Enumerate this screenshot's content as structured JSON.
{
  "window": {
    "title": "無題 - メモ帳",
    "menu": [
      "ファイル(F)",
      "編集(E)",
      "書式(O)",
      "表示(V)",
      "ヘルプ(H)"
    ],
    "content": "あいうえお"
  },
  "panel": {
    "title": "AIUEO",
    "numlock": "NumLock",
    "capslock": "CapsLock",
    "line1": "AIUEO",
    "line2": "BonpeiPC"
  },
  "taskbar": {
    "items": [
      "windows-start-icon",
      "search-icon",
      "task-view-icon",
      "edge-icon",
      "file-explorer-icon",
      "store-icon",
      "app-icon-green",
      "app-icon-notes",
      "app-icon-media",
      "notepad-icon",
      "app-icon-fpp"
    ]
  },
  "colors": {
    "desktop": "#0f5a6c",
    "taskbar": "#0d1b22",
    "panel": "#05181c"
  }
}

--------

### Exercise task
Extract every line that has the string "content" in it.

### Written reply
Enumerate this screenshot's content as structured JSON.
    "content": "あいうえお"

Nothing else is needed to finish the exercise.